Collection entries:
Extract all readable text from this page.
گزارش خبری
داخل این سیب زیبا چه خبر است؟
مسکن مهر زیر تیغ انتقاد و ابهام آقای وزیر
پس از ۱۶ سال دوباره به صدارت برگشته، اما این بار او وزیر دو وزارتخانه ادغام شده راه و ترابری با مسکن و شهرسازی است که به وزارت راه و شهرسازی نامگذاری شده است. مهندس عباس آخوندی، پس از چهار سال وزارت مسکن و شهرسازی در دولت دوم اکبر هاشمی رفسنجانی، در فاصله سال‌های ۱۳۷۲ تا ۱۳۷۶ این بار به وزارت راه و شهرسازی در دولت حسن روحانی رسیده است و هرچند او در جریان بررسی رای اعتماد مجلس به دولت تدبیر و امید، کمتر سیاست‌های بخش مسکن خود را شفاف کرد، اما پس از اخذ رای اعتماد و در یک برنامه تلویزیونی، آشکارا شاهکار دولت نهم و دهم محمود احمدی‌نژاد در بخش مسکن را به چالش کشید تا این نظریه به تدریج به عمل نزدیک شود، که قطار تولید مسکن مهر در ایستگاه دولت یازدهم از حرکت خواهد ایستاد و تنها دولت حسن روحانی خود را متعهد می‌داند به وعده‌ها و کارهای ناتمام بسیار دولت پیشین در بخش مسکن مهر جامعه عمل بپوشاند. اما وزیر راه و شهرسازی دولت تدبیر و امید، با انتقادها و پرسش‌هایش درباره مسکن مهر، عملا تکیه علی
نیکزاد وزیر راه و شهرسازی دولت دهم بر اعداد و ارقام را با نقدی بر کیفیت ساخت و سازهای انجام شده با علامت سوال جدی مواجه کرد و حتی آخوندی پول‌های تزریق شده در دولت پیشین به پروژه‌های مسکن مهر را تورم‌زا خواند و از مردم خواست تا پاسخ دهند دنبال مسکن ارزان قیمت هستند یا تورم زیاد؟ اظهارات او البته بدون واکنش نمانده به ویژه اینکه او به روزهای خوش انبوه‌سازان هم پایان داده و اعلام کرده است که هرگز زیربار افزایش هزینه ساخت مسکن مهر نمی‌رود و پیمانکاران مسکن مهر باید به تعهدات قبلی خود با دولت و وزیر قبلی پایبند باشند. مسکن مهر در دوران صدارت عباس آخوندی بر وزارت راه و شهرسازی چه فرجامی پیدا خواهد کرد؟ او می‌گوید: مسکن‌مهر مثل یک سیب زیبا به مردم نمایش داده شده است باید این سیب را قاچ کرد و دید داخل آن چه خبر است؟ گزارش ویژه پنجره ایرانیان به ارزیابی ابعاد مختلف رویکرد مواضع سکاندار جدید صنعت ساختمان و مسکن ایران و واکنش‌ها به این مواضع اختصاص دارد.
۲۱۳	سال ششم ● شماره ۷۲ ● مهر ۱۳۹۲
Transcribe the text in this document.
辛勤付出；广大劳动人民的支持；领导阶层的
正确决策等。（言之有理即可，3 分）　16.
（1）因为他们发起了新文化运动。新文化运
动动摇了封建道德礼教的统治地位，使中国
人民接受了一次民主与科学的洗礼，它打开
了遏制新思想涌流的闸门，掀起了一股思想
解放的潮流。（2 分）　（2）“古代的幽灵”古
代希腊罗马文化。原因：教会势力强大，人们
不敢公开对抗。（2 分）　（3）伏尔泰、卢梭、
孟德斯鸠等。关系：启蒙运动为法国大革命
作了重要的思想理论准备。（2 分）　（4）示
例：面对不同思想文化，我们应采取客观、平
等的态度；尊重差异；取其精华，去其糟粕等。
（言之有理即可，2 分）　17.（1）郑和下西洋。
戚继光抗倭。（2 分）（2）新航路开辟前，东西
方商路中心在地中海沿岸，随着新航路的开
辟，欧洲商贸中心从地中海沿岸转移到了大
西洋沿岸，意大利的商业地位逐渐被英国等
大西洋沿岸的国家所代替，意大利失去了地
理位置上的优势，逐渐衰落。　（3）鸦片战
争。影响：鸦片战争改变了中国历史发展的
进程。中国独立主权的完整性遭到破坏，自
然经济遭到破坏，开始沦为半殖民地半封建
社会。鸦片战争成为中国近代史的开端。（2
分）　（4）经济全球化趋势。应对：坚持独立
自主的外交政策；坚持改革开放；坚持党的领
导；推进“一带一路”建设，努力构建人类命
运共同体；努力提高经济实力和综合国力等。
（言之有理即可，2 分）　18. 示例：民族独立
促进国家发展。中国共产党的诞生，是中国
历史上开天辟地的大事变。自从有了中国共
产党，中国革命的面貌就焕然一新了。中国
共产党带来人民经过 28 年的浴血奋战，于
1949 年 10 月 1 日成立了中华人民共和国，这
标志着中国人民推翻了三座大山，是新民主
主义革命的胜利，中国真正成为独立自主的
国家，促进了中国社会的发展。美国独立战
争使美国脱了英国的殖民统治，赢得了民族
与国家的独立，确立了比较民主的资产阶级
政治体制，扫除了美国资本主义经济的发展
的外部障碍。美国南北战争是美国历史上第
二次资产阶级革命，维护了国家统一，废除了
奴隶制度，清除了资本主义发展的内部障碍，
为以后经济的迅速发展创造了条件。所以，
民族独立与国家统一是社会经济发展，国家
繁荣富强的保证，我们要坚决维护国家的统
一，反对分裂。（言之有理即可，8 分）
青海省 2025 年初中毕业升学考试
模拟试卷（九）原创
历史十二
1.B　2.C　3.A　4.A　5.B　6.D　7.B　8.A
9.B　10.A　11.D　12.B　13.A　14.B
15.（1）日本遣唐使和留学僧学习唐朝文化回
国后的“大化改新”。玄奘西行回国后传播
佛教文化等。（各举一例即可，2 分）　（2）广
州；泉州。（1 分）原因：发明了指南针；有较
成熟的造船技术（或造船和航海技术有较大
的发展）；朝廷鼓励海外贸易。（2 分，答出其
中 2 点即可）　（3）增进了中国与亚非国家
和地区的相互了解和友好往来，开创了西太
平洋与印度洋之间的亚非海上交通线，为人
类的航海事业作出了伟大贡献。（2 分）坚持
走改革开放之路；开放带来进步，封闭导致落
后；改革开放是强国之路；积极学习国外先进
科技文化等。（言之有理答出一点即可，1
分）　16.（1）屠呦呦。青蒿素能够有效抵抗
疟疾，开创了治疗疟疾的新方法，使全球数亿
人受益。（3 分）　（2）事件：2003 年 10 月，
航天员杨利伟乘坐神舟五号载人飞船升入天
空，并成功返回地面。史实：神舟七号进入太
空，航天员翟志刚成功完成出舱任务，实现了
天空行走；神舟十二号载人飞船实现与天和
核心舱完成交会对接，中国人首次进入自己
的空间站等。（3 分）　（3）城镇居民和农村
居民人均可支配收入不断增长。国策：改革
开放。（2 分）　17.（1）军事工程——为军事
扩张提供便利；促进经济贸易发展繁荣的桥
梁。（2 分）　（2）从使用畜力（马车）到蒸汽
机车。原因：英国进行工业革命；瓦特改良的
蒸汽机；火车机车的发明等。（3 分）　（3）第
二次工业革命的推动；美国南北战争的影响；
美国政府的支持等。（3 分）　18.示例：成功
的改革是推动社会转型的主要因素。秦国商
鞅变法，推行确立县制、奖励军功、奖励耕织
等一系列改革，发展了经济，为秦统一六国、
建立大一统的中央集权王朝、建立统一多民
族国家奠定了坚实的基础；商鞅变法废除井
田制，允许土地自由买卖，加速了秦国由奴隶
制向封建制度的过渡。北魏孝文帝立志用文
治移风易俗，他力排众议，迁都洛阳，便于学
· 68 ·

● Short task: Nothing should be changed: write out all of the data as is.

● The output:
Extract all readable text from this page.
گزارش خبری
داخل این سیب زیبا چه خبر است؟
مسکن مهر زیر تیغ انتقاد و ابهام آقای وزیر
پس از ۱۶ سال دوباره به صدارت برگشته، اما این بار او وزیر دو وزارتخانه ادغام شده راه و ترابری با مسکن و شهرسازی است که به وزارت راه و شهرسازی نامگذاری شده است. مهندس عباس آخوندی، پس از چهار سال وزارت مسکن و شهرسازی در دولت دوم اکبر هاشمی رفسنجانی، در فاصله سال‌های ۱۳۷۲ تا ۱۳۷۶ این بار به وزارت راه و شهرسازی در دولت حسن روحانی رسیده است و هرچند او در جریان بررسی رای اعتماد مجلس به دولت تدبیر و امید، کمتر سیاست‌های بخش مسکن خود را شفاف کرد، اما پس از اخذ رای اعتماد و در یک برنامه تلویزیونی، آشکارا شاهکار دولت نهم و دهم محمود احمدی‌نژاد در بخش مسکن را به چالش کشید تا این نظریه به تدریج به عمل نزدیک شود، که قطار تولید مسکن مهر در ایستگاه دولت یازدهم از حرکت خواهد ایستاد و تنها دولت حسن روحانی خود را متعهد می‌داند به وعده‌ها و کارهای ناتمام بسیار دولت پیشین در بخش مسکن مهر جامعه عمل بپوشاند. اما وزیر راه و شهرسازی دولت تدبیر و امید، با انتقادها و پرسش‌هایش درباره مسکن مهر، عملا تکیه علی
نیکزاد وزیر راه و شهرسازی دولت دهم بر اعداد و ارقام را با نقدی بر کیفیت ساخت و سازهای انجام شده با علامت سوال جدی مواجه کرد و حتی آخوندی پول‌های تزریق شده در دولت پیشین به پروژه‌های مسکن مهر را تورم‌زا خواند و از مردم خواست تا پاسخ دهند دنبال مسکن ارزان قیمت هستند یا تورم زیاد؟ اظهارات او البته بدون واکنش نمانده به ویژه اینکه او به روزهای خوش انبوه‌سازان هم پایان داده و اعلام کرده است که هرگز زیربار افزایش هزینه ساخت مسکن مهر نمی‌رود و پیمانکاران مسکن مهر باید به تعهدات قبلی خود با دولت و وزیر قبلی پایبند باشند. مسکن مهر در دوران صدارت عباس آخوندی بر وزارت راه و شهرسازی چه فرجامی پیدا خواهد کرد؟ او می‌گوید: مسکن‌مهر مثل یک سیب زیبا به مردم نمایش داده شده است باید این سیب را قاچ کرد و دید داخل آن چه خبر است؟ گزارش ویژه پنجره ایرانیان به ارزیابی ابعاد مختلف رویکرد مواضع سکاندار جدید صنعت ساختمان و مسکن ایران و واکنش‌ها به این مواضع اختصاص دارد.
۲۱۳	سال ششم ● شماره ۷۲ ● مهر ۱۳۹۲
Transcribe the text in this document.
辛勤付出；广大劳动人民的支持；领导阶层的
正确决策等。（言之有理即可，3 分）　16.
（1）因为他们发起了新文化运动。新文化运
动动摇了封建道德礼教的统治地位，使中国
人民接受了一次民主与科学的洗礼，它打开
了遏制新思想涌流的闸门，掀起了一股思想
解放的潮流。（2 分）　（2）“古代的幽灵”古
代希腊罗马文化。原因：教会势力强大，人们
不敢公开对抗。（2 分）　（3）伏尔泰、卢梭、
孟德斯鸠等。关系：启蒙运动为法国大革命
作了重要的思想理论准备。（2 分）　（4）示
例：面对不同思想文化，我们应采取客观、平
等的态度；尊重差异；取其精华，去其糟粕等。
（言之有理即可，2 分）　17.（1）郑和下西洋。
戚继光抗倭。（2 分）（2）新航路开辟前，东西
方商路中心在地中海沿岸，随着新航路的开
辟，欧洲商贸中心从地中海沿岸转移到了大
西洋沿岸，意大利的商业地位逐渐被英国等
大西洋沿岸的国家所代替，意大利失去了地
理位置上的优势，逐渐衰落。　（3）鸦片战
争。影响：鸦片战争改变了中国历史发展的
进程。中国独立主权的完整性遭到破坏，自
然经济遭到破坏，开始沦为半殖民地半封建
社会。鸦片战争成为中国近代史的开端。（2
分）　（4）经济全球化趋势。应对：坚持独立
自主的外交政策；坚持改革开放；坚持党的领
导；推进“一带一路”建设，努力构建人类命
运共同体；努力提高经济实力和综合国力等。
（言之有理即可，2 分）　18. 示例：民族独立
促进国家发展。中国共产党的诞生，是中国
历史上开天辟地的大事变。自从有了中国共
产党，中国革命的面貌就焕然一新了。中国
共产党带来人民经过 28 年的浴血奋战，于
1949 年 10 月 1 日成立了中华人民共和国，这
标志着中国人民推翻了三座大山，是新民主
主义革命的胜利，中国真正成为独立自主的
国家，促进了中国社会的发展。美国独立战
争使美国脱了英国的殖民统治，赢得了民族
与国家的独立，确立了比较民主的资产阶级
政治体制，扫除了美国资本主义经济的发展
的外部障碍。美国南北战争是美国历史上第
二次资产阶级革命，维护了国家统一，废除了
奴隶制度，清除了资本主义发展的内部障碍，
为以后经济的迅速发展创造了条件。所以，
民族独立与国家统一是社会经济发展，国家
繁荣富强的保证，我们要坚决维护国家的统
一，反对分裂。（言之有理即可，8 分）
青海省 2025 年初中毕业升学考试
模拟试卷（九）原创
历史十二
1.B　2.C　3.A　4.A　5.B　6.D　7.B　8.A
9.B　10.A　11.D　12.B　13.A　14.B
15.（1）日本遣唐使和留学僧学习唐朝文化回
国后的“大化改新”。玄奘西行回国后传播
佛教文化等。（各举一例即可，2 分）　（2）广
州；泉州。（1 分）原因：发明了指南针；有较
成熟的造船技术（或造船和航海技术有较大
的发展）；朝廷鼓励海外贸易。（2 分，答出其
中 2 点即可）　（3）增进了中国与亚非国家
和地区的相互了解和友好往来，开创了西太
平洋与印度洋之间的亚非海上交通线，为人
类的航海事业作出了伟大贡献。（2 分）坚持
走改革开放之路；开放带来进步，封闭导致落
后；改革开放是强国之路；积极学习国外先进
科技文化等。（言之有理答出一点即可，1
分）　16.（1）屠呦呦。青蒿素能够有效抵抗
疟疾，开创了治疗疟疾的新方法，使全球数亿
人受益。（3 分）　（2）事件：2003 年 10 月，
航天员杨利伟乘坐神舟五号载人飞船升入天
空，并成功返回地面。史实：神舟七号进入太
空，航天员翟志刚成功完成出舱任务，实现了
天空行走；神舟十二号载人飞船实现与天和
核心舱完成交会对接，中国人首次进入自己
的空间站等。（3 分）　（3）城镇居民和农村
居民人均可支配收入不断增长。国策：改革
开放。（2 分）　17.（1）军事工程——为军事
扩张提供便利；促进经济贸易发展繁荣的桥
梁。（2 分）　（2）从使用畜力（马车）到蒸汽
机车。原因：英国进行工业革命；瓦特改良的
蒸汽机；火车机车的发明等。（3 分）　（3）第
二次工业革命的推动；美国南北战争的影响；
美国政府的支持等。（3 分）　18.示例：成功
的改革是推动社会转型的主要因素。秦国商
鞅变法，推行确立县制、奖励军功、奖励耕织
等一系列改革，发展了经济，为秦统一六国、
建立大一统的中央集权王朝、建立统一多民
族国家奠定了坚实的基础；商鞅变法废除井
田制，允许土地自由买卖，加速了秦国由奴隶
制向封建制度的过渡。北魏孝文帝立志用文
治移风易俗，他力排众议，迁都洛阳，便于学
· 68 ·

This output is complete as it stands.